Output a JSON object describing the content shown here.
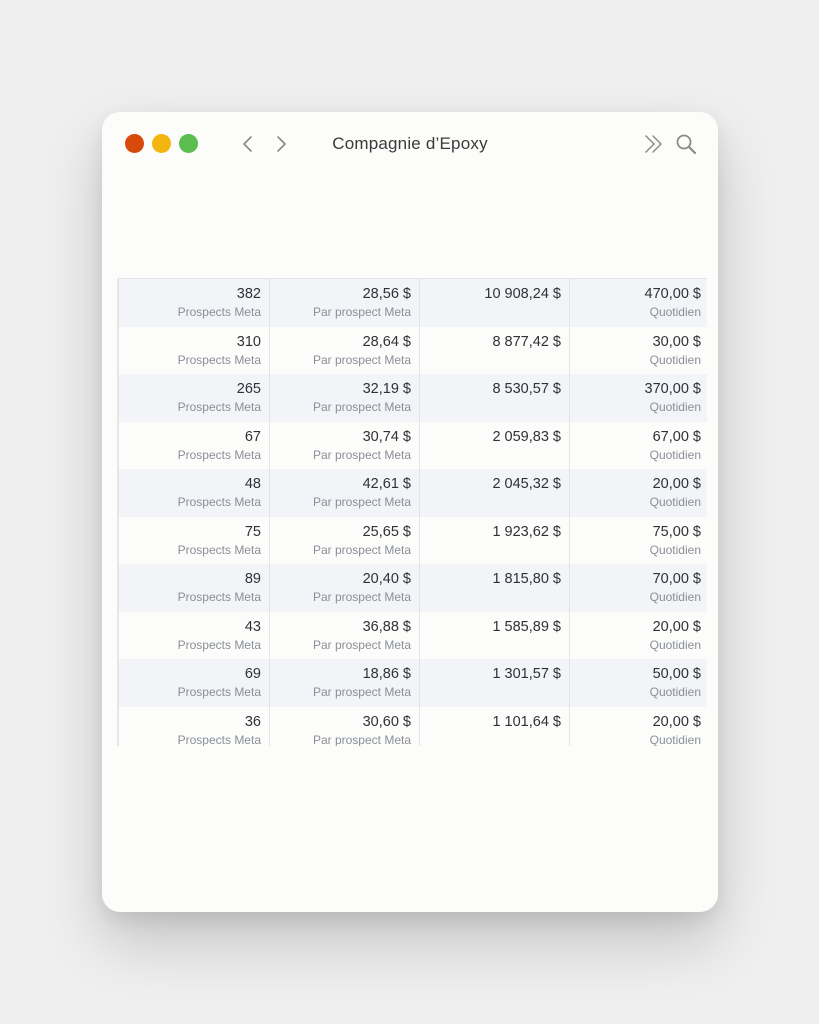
{
  "window": {
    "title": "Compagnie d’Epoxy"
  },
  "colors": {
    "close": "#d84a0c",
    "minimize": "#f4b50e",
    "maximize": "#5cbd4f"
  },
  "icons": {
    "back": "chevron-left-icon",
    "forward": "chevron-right-icon",
    "expand": "double-chevron-right-icon",
    "search": "search-icon"
  },
  "table": {
    "rows": [
      {
        "prospects": "382",
        "prospects_label": "Prospects Meta",
        "cost": "28,56 $",
        "cost_label": "Par prospect Meta",
        "spend": "10 908,24 $",
        "budget": "470,00 $",
        "budget_label": "Quotidien"
      },
      {
        "prospects": "310",
        "prospects_label": "Prospects Meta",
        "cost": "28,64 $",
        "cost_label": "Par prospect Meta",
        "spend": "8 877,42 $",
        "budget": "30,00 $",
        "budget_label": "Quotidien"
      },
      {
        "prospects": "265",
        "prospects_label": "Prospects Meta",
        "cost": "32,19 $",
        "cost_label": "Par prospect Meta",
        "spend": "8 530,57 $",
        "budget": "370,00 $",
        "budget_label": "Quotidien"
      },
      {
        "prospects": "67",
        "prospects_label": "Prospects Meta",
        "cost": "30,74 $",
        "cost_label": "Par prospect Meta",
        "spend": "2 059,83 $",
        "budget": "67,00 $",
        "budget_label": "Quotidien"
      },
      {
        "prospects": "48",
        "prospects_label": "Prospects Meta",
        "cost": "42,61 $",
        "cost_label": "Par prospect Meta",
        "spend": "2 045,32 $",
        "budget": "20,00 $",
        "budget_label": "Quotidien"
      },
      {
        "prospects": "75",
        "prospects_label": "Prospects Meta",
        "cost": "25,65 $",
        "cost_label": "Par prospect Meta",
        "spend": "1 923,62 $",
        "budget": "75,00 $",
        "budget_label": "Quotidien"
      },
      {
        "prospects": "89",
        "prospects_label": "Prospects Meta",
        "cost": "20,40 $",
        "cost_label": "Par prospect Meta",
        "spend": "1 815,80 $",
        "budget": "70,00 $",
        "budget_label": "Quotidien"
      },
      {
        "prospects": "43",
        "prospects_label": "Prospects Meta",
        "cost": "36,88 $",
        "cost_label": "Par prospect Meta",
        "spend": "1 585,89 $",
        "budget": "20,00 $",
        "budget_label": "Quotidien"
      },
      {
        "prospects": "69",
        "prospects_label": "Prospects Meta",
        "cost": "18,86 $",
        "cost_label": "Par prospect Meta",
        "spend": "1 301,57 $",
        "budget": "50,00 $",
        "budget_label": "Quotidien"
      },
      {
        "prospects": "36",
        "prospects_label": "Prospects Meta",
        "cost": "30,60 $",
        "cost_label": "Par prospect Meta",
        "spend": "1 101,64 $",
        "budget": "20,00 $",
        "budget_label": "Quotidien"
      }
    ]
  }
}
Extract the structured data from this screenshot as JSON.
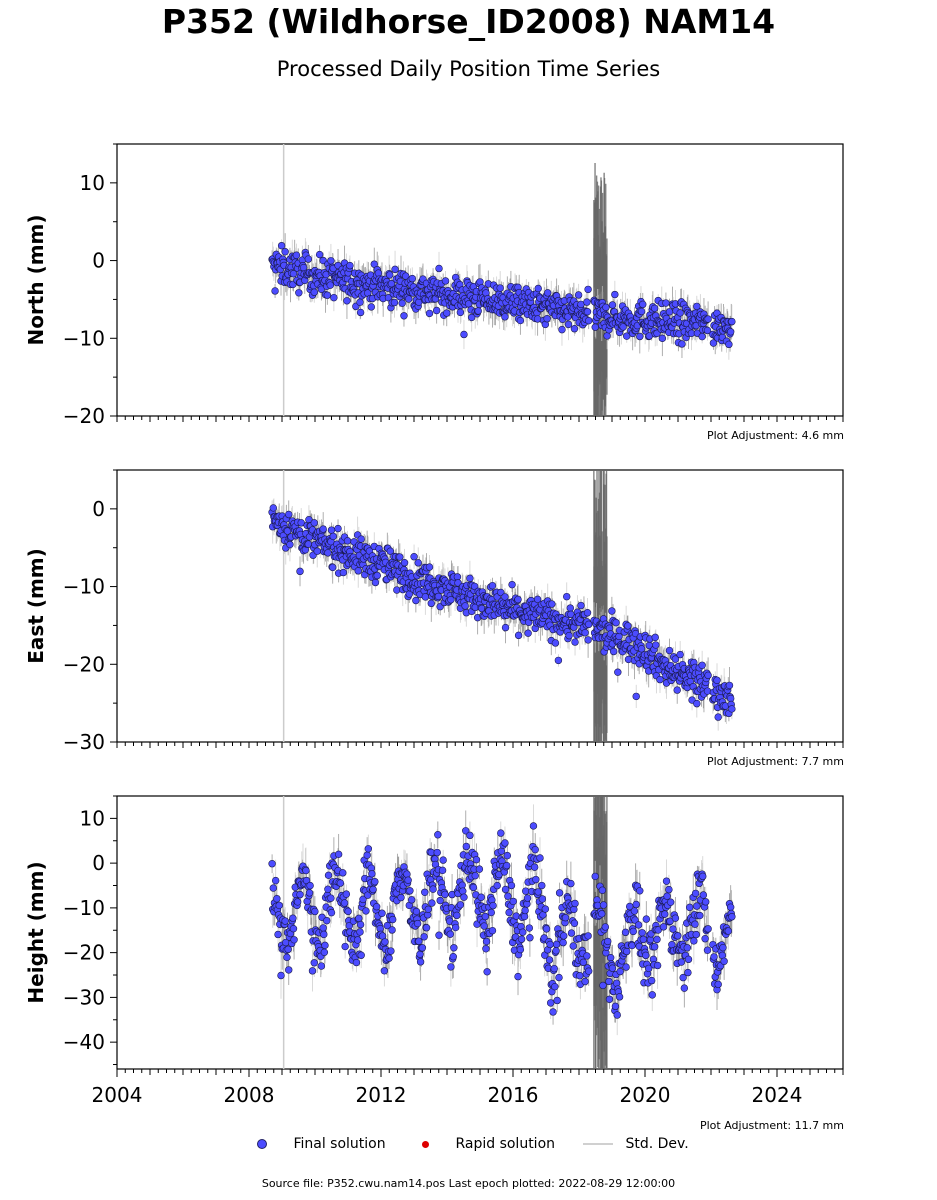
{
  "title": "P352 (Wildhorse_ID2008) NAM14",
  "subtitle": "Processed Daily Position Time Series",
  "colors": {
    "final": "#4c4cff",
    "final_edge": "#1a1a4d",
    "rapid": "#dd0000",
    "std": "#c8c8c8",
    "gap_band": "#666666"
  },
  "legend": {
    "final": "Final solution",
    "rapid": "Rapid solution",
    "std": "Std. Dev."
  },
  "source": "Source file: P352.cwu.nam14.pos  Last epoch plotted: 2022-08-29 12:00:00",
  "chart_data": [
    {
      "type": "scatter",
      "ylabel": "North (mm)",
      "xlim": [
        2004,
        2026
      ],
      "ylim": [
        -20,
        15
      ],
      "yticks": [
        10,
        0,
        -10,
        -20
      ],
      "adjustment": "Plot Adjustment: 4.6 mm",
      "series": [
        {
          "x": [
            2008.7,
            2009.0,
            2009.5,
            2010.0,
            2010.5,
            2011.0,
            2011.5,
            2012.0,
            2012.5,
            2013.0,
            2013.5,
            2014.0,
            2014.5,
            2015.0,
            2015.5,
            2016.0,
            2016.5,
            2017.0,
            2017.5,
            2018.0,
            2018.5,
            2019.0,
            2019.5,
            2020.0,
            2020.5,
            2021.0,
            2021.5,
            2021.9,
            2022.3,
            2022.65
          ],
          "y": [
            -0.5,
            -0.8,
            -1.5,
            -2.0,
            -2.3,
            -2.7,
            -3.0,
            -3.2,
            -3.5,
            -3.8,
            -4.0,
            -4.3,
            -4.5,
            -4.9,
            -5.2,
            -5.5,
            -5.8,
            -6.2,
            -6.5,
            -6.8,
            -7.0,
            -7.3,
            -7.5,
            -7.6,
            -7.8,
            -8.0,
            -8.0,
            -8.2,
            -8.3,
            -8.5
          ]
        }
      ]
    },
    {
      "type": "scatter",
      "ylabel": "East (mm)",
      "xlim": [
        2004,
        2026
      ],
      "ylim": [
        -30,
        5
      ],
      "yticks": [
        0,
        -10,
        -20,
        -30
      ],
      "adjustment": "Plot Adjustment: 7.7 mm",
      "series": [
        {
          "x": [
            2008.7,
            2009.0,
            2009.5,
            2010.0,
            2010.5,
            2011.0,
            2011.5,
            2012.0,
            2012.5,
            2013.0,
            2013.5,
            2014.0,
            2014.5,
            2015.0,
            2015.5,
            2016.0,
            2016.5,
            2017.0,
            2017.5,
            2018.0,
            2018.5,
            2019.0,
            2019.5,
            2020.0,
            2020.5,
            2021.0,
            2021.5,
            2021.9,
            2022.3,
            2022.65
          ],
          "y": [
            -1.0,
            -2.0,
            -3.0,
            -4.0,
            -5.0,
            -5.5,
            -6.5,
            -7.0,
            -8.0,
            -8.8,
            -9.5,
            -10.0,
            -11.0,
            -11.5,
            -12.5,
            -13.0,
            -13.5,
            -14.0,
            -14.5,
            -15.0,
            -15.5,
            -16.5,
            -17.0,
            -18.0,
            -20.0,
            -21.0,
            -22.0,
            -22.5,
            -24.0,
            -24.0
          ]
        }
      ]
    },
    {
      "type": "scatter",
      "ylabel": "Height (mm)",
      "xlim": [
        2004,
        2026
      ],
      "ylim": [
        -46,
        15
      ],
      "yticks": [
        10,
        0,
        -10,
        -20,
        -30,
        -40
      ],
      "xticks": [
        2004,
        2008,
        2012,
        2016,
        2020,
        2024
      ],
      "adjustment": "Plot Adjustment: 11.7 mm",
      "series": [
        {
          "x": [
            2008.7,
            2008.95,
            2009.2,
            2009.45,
            2009.7,
            2009.95,
            2010.2,
            2010.45,
            2010.7,
            2010.95,
            2011.2,
            2011.45,
            2011.7,
            2011.95,
            2012.2,
            2012.45,
            2012.7,
            2012.95,
            2013.2,
            2013.45,
            2013.7,
            2013.95,
            2014.2,
            2014.45,
            2014.7,
            2014.95,
            2015.2,
            2015.45,
            2015.7,
            2015.95,
            2016.2,
            2016.45,
            2016.7,
            2016.95,
            2017.2,
            2017.45,
            2017.7,
            2017.95,
            2018.2,
            2018.45,
            2018.7,
            2018.95,
            2019.2,
            2019.45,
            2019.7,
            2019.95,
            2020.2,
            2020.45,
            2020.7,
            2020.95,
            2021.2,
            2021.45,
            2021.7,
            2021.95,
            2022.2,
            2022.45,
            2022.65
          ],
          "y": [
            -5,
            -15,
            -20,
            -8,
            -2,
            -15,
            -18,
            -5,
            0,
            -12,
            -20,
            -8,
            -2,
            -14,
            -22,
            -6,
            0,
            -12,
            -20,
            -4,
            2,
            -10,
            -18,
            -2,
            3,
            -8,
            -18,
            -3,
            2,
            -10,
            -20,
            -5,
            0,
            -14,
            -28,
            -12,
            -8,
            -20,
            -22,
            -10,
            -12,
            -25,
            -28,
            -15,
            -10,
            -20,
            -25,
            -12,
            -8,
            -18,
            -22,
            -10,
            -6,
            -18,
            -25,
            -15,
            -10
          ]
        }
      ]
    }
  ]
}
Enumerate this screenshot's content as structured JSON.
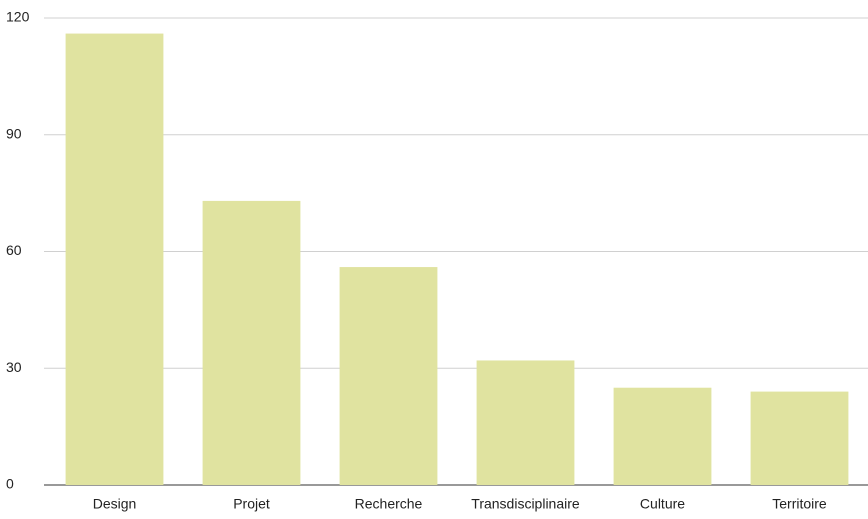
{
  "chart_data": {
    "type": "bar",
    "categories": [
      "Design",
      "Projet",
      "Recherche",
      "Transdisciplinaire",
      "Culture",
      "Territoire"
    ],
    "values": [
      116,
      73,
      56,
      32,
      25,
      24
    ],
    "color": "#e0e3a0",
    "ylim": [
      0,
      120
    ],
    "yticks": [
      0,
      30,
      60,
      90,
      120
    ],
    "grid": true
  }
}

══════════

[WORK REQUIRED]: Using the listing above, gather each line that holds the string "right" and copy it.

[REPLY]:
    "forward": "chevron-right-icon",
    "expand": "double-chevron-right-icon",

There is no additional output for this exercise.